TEXT EXCERPT:
--- Start ---

Looks to me like it's time to ditch kd/sah. BIH is more fault-tolerant, and a lot simpler to implement / maintain. Traversal is spagetti though. Traversing 4x4 rays doesn't help that of course. [SMILEY Smile]
_________________
--------------------------------------------------------------

Whatever
(L) [2006/06/28] [toxie] [bih / bkd implementations] Wayback!

yay! great implementation then!

looking forward when you reach the 100%!  =)


btw: some guys here at the EGSR 06 still believe that the SAH is the holy grail for everything!

and i'm not talking about newbies, actually these guys were all into the GFX business for 15+ years!

(but a pixar guy actually liked the BIH paper, so i don't need to care 'bout the others ;))


and something for all guys that will be on a conference sometime soon:

if you participate in some public discussion, don't forget to start your critics

with one of these buzzwords: "great paper", "nice talk" or "i really liked this work".

quality of the paper doesn't matter, btw. ;)
_________________
what do you expect to do if you don't know what to do when you've got nothing to do?
(L) [2006/06/28] [Phantom] [bih / bkd implementations] Wayback!

Well I can imagine that people don't like to drop their kd-tree compilers for a 100-lines-in-C BIH compiler just that easy. [SMILEY Smile] It feels too easy. I'm not too sure that kd/sah will be gone by the way; the best implementations of kd/sah roughly take 10 times as much time as BIH (perhaps that's a bit optimistic, but still): That means that if you start rendering very complex scenes, the extra quality of kd/sah might actually become worthwhile again. Just imagine 8x8 samples per pixel, area lights with 64 samples, tons of recursive reflections and so on. If you toss enough rays at it, 9 seconds extra tree build time might not be a problem.

--- End ---

STATED TASK 1: According to the forum excerpt, how much longer do the best kd/sah implementations roughly take to build than BIH?

DATA EXTRACT:
--- Start ---

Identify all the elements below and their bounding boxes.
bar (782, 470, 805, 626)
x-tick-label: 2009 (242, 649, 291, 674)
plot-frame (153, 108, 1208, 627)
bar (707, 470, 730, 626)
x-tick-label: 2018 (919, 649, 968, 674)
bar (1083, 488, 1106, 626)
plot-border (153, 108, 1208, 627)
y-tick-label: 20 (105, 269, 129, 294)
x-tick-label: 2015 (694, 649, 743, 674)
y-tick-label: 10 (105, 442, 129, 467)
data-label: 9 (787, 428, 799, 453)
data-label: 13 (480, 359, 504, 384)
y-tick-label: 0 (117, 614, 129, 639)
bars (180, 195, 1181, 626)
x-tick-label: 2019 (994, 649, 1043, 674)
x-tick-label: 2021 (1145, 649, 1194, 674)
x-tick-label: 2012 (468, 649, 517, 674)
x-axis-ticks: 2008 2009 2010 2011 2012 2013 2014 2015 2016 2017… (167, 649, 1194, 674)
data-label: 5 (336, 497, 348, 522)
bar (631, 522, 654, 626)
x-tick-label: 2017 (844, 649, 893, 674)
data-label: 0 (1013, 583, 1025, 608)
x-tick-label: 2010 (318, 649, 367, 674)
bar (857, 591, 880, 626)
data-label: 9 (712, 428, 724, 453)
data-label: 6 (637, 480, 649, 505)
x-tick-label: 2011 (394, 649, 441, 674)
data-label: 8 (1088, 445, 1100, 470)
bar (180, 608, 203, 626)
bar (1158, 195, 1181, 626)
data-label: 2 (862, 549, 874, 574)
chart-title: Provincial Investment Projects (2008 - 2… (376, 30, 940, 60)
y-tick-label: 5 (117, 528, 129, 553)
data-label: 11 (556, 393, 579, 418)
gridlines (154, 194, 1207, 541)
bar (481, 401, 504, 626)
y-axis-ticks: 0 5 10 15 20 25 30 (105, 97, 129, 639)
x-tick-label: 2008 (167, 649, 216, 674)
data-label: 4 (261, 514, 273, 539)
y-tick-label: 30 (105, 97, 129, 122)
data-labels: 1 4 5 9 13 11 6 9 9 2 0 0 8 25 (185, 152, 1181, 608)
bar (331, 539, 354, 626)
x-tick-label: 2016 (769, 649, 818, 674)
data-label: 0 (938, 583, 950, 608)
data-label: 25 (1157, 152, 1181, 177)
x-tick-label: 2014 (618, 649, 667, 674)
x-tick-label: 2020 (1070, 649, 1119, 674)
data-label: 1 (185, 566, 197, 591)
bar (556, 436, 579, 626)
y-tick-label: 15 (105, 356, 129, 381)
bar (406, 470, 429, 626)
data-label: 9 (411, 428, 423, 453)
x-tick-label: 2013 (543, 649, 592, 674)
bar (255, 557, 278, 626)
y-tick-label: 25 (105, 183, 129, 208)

--- End ---

STATED TASK 2: Echo the listing word for word, starting with its first line and going on through the line with "x-tick-label: 2019 (994, 649, 1043, 674)", including both.

TASK RESPONSE 1: Roughly 10 times as much time.

TASK RESPONSE 2:
Identify all the elements below and their bounding boxes.
bar (782, 470, 805, 626)
x-tick-label: 2009 (242, 649, 291, 674)
plot-frame (153, 108, 1208, 627)
bar (707, 470, 730, 626)
x-tick-label: 2018 (919, 649, 968, 674)
bar (1083, 488, 1106, 626)
plot-border (153, 108, 1208, 627)
y-tick-label: 20 (105, 269, 129, 294)
x-tick-label: 2015 (694, 649, 743, 674)
y-tick-label: 10 (105, 442, 129, 467)
data-label: 9 (787, 428, 799, 453)
data-label: 13 (480, 359, 504, 384)
y-tick-label: 0 (117, 614, 129, 639)
bars (180, 195, 1181, 626)
x-tick-label: 2019 (994, 649, 1043, 674)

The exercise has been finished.